##### Given data

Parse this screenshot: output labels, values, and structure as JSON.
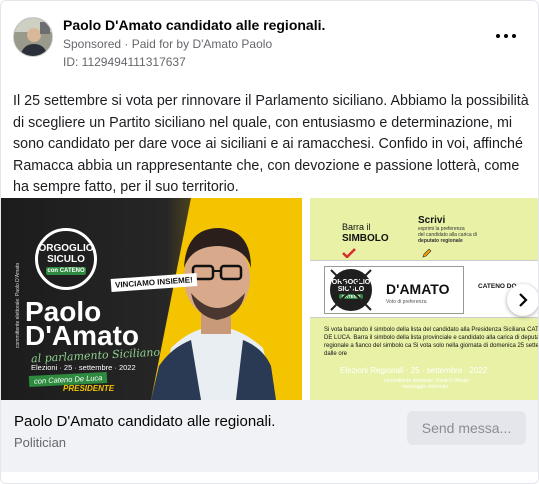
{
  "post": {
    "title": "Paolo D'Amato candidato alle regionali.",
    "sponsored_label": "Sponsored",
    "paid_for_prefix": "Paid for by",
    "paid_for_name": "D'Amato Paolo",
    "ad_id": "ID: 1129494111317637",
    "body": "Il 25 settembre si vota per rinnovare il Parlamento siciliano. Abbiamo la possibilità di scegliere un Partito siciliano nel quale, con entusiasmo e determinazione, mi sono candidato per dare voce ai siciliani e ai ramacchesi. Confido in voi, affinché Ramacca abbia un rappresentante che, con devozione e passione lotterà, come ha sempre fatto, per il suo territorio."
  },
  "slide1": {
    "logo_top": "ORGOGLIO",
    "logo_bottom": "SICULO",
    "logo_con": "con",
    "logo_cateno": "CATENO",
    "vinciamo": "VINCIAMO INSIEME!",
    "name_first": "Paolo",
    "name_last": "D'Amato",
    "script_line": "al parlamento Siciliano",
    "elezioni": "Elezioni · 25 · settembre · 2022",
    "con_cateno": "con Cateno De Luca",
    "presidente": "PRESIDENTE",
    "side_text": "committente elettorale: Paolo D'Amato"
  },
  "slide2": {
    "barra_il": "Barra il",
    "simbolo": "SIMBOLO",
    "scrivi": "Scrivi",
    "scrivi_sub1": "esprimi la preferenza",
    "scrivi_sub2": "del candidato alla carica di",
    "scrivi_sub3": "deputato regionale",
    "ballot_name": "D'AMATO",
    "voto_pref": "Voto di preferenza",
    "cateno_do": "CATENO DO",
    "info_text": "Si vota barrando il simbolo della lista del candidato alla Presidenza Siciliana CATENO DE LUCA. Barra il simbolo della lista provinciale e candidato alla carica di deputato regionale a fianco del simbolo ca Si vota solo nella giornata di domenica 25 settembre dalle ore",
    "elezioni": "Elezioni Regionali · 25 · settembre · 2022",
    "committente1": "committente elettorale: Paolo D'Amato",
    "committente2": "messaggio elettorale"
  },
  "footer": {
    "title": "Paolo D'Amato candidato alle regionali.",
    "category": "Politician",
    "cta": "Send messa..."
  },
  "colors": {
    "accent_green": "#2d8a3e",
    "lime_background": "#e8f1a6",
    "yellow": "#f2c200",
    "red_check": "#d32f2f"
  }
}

##########

• **Given problem**:
Quote each entry above verbatim and drop the pictures.

• **Finished exercise**:
Parse this screenshot: output labels, values, and structure as JSON.
{
  "post": {
    "title": "Paolo D'Amato candidato alle regionali.",
    "sponsored_label": "Sponsored",
    "paid_for_prefix": "Paid for by",
    "paid_for_name": "D'Amato Paolo",
    "ad_id": "ID: 1129494111317637",
    "body": "Il 25 settembre si vota per rinnovare il Parlamento siciliano. Abbiamo la possibilità di scegliere un Partito siciliano nel quale, con entusiasmo e determinazione, mi sono candidato per dare voce ai siciliani e ai ramacchesi. Confido in voi, affinché Ramacca abbia un rappresentante che, con devozione e passione lotterà, come ha sempre fatto, per il suo territorio."
  },
  "slide1": {
    "logo_top": "ORGOGLIO",
    "logo_bottom": "SICULO",
    "logo_con": "con",
    "logo_cateno": "CATENO",
    "vinciamo": "VINCIAMO INSIEME!",
    "name_first": "Paolo",
    "name_last": "D'Amato",
    "script_line": "al parlamento Siciliano",
    "elezioni": "Elezioni · 25 · settembre · 2022",
    "con_cateno": "con Cateno De Luca",
    "presidente": "PRESIDENTE",
    "side_text": "committente elettorale: Paolo D'Amato"
  },
  "slide2": {
    "barra_il": "Barra il",
    "simbolo": "SIMBOLO",
    "scrivi": "Scrivi",
    "scrivi_sub1": "esprimi la preferenza",
    "scrivi_sub2": "del candidato alla carica di",
    "scrivi_sub3": "deputato regionale",
    "ballot_name": "D'AMATO",
    "voto_pref": "Voto di preferenza",
    "cateno_do": "CATENO DO",
    "info_text": "Si vota barrando il simbolo della lista del candidato alla Presidenza Siciliana CATENO DE LUCA. Barra il simbolo della lista provinciale e candidato alla carica di deputato regionale a fianco del simbolo ca Si vota solo nella giornata di domenica 25 settembre dalle ore",
    "elezioni": "Elezioni Regionali · 25 · settembre · 2022",
    "committente1": "committente elettorale: Paolo D'Amato",
    "committente2": "messaggio elettorale"
  },
  "footer": {
    "title": "Paolo D'Amato candidato alle regionali.",
    "category": "Politician",
    "cta": "Send messa..."
  },
  "colors": {
    "accent_green": "#2d8a3e",
    "lime_background": "#e8f1a6",
    "yellow": "#f2c200",
    "red_check": "#d32f2f"
  }
}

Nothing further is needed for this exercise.